> [実行する課題]
下の哲学対話についての文章から、「ただの井戸端会議じゃないか、」で始まり「ても、ほぼ手が挙がりません。」で終わる部分を一字一句たがえずに書き写してください。

> [抜粋箇所]

━━━━━━━━━━━━━━━━━━━━

いじめニュース速報@イジ速

いじめ事件 ・イジメ ニュースを発信中!スマホいじめが増加!子供達をいじめから守ろう!

なぜ"いじめられている人"を見て笑うのか?

「哲学」は人生の役に立つのか。東京大学の梶谷真司教授は「問いの立て方が重要だ」という。たとえば「なぜいじめはダメなのか」ではなく、「なぜいじめられている人を見て笑うのか」と問う。そこから始まる対話は哲学の条件を備えている。具体的な方法を解説していこう――。

仕事、お金、婚活も「哲学」のテーマに

「なぜ働かなければいけないのか?」「どれだけお金があれば幸せか?」「どういう人と結婚したいか?」

哲学には、「小難しく」「変人がやっている」イメージがあるかもしれません。しかし、人生でぶつかるこのような素朴な問いも、「哲学」のテーマになりえます。

近年、「哲学対話」と呼ばれる活動の輪が広がりつつあります。哲学対話に哲学の専門的な知識は必要ありません。数人~十数人が車座になり、互いに向き合って一緒に問い、語り合い、考えを深めていきます。対話のルールさえ守れば、4歳の子どもでも参加できます。これまで、学校やマンションのコミュニティ、農村での会合、地域の子育てサークル、婚活パーティとさまざまな場所で、哲学対話をおこなってきました。どの場所でも皆さん生き生きと頭をひねり、語り合っています。

ただの井戸端会議じゃないか、と思われるかもしれません。しかし、ソクラテス孔子も、弟子や仲間たちと対話する中で思索を深めました。哲学対話は哲学の原点ともいえる試みです。

しかも、この哲学対話を導入することによって、学校のいじめが減り、職場の人間関係がよくなるなど、意外な効果が表れています。ディベートや討論と哲学対話は何が違うのでしょうか。そして、このような効果がなぜ表れているのでしょうか。

「この仕事に意味はあるのか」

哲学とは「問い、考え、語ること」と、私はいつも説明しています。特に「問う」ことは哲学の肝です。哲学対話でも、まず参加者から問いを募り、何を問うべきか投票をおこないます。問いを決めるのに時間をかけるのは、何をどのように問うのかが、私たちが考えることを決めるといっても過言ではないからです。

私たちは、幼いころから問うことの難しい社会に生きています。授業中に質問したくても、進行の妨げになるからと先生に嫌がられます。実際、私が大学での講義中に、「質問はありませんか?」と募っても、ほぼ手が挙がりません。

━━━━━━━━━━━━━━━━━━━━

> [提供資料]
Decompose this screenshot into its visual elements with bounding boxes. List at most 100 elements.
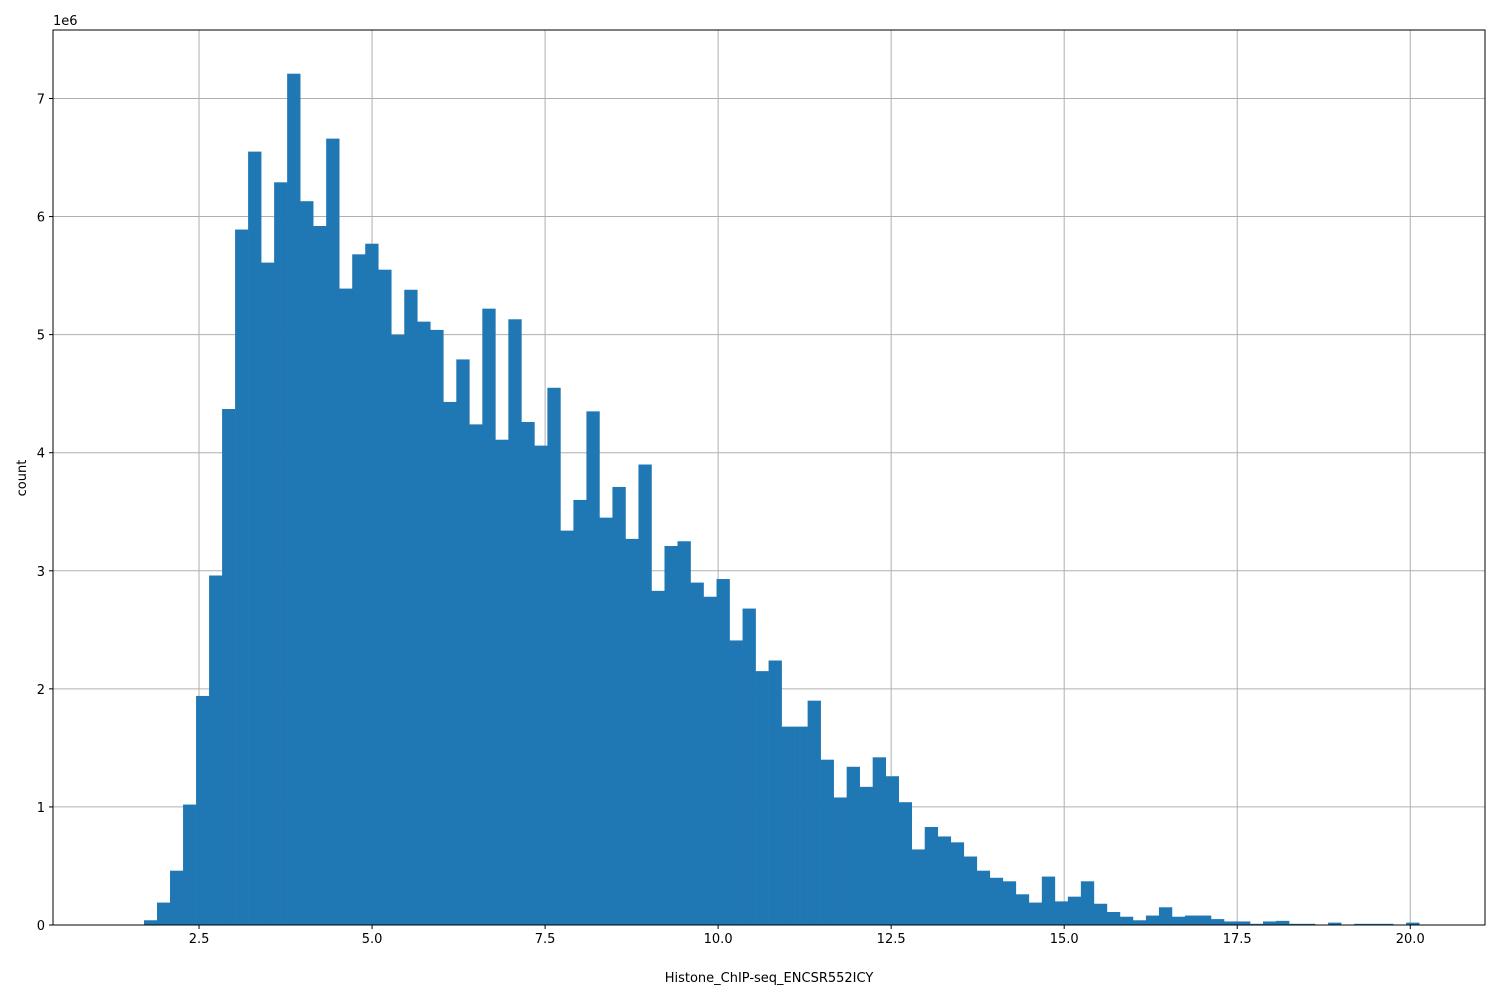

━━━━━━━━━━━━━━━━━━━━

> [課題の出力]
ただの井戸端会議じゃないか、と思われるかもしれません。しかし、ソクラテス孔子も、弟子や仲間たちと対話する中で思索を深めました。哲学対話は哲学の原点ともいえる試みです。

しかも、この哲学対話を導入することによって、学校のいじめが減り、職場の人間関係がよくなるなど、意外な効果が表れています。ディベートや討論と哲学対話は何が違うのでしょうか。そして、このような効果がなぜ表れているのでしょうか。

「この仕事に意味はあるのか」

哲学とは「問い、考え、語ること」と、私はいつも説明しています。特に「問う」ことは哲学の肝です。哲学対話でも、まず参加者から問いを募り、何を問うべきか投票をおこないます。問いを決めるのに時間をかけるのは、何をどのように問うのかが、私たちが考えることを決めるといっても過言ではないからです。

私たちは、幼いころから問うことの難しい社会に生きています。授業中に質問したくても、進行の妨げになるからと先生に嫌がられます。実際、私が大学での講義中に、「質問はありませんか?」と募っても、ほぼ手が挙がりません。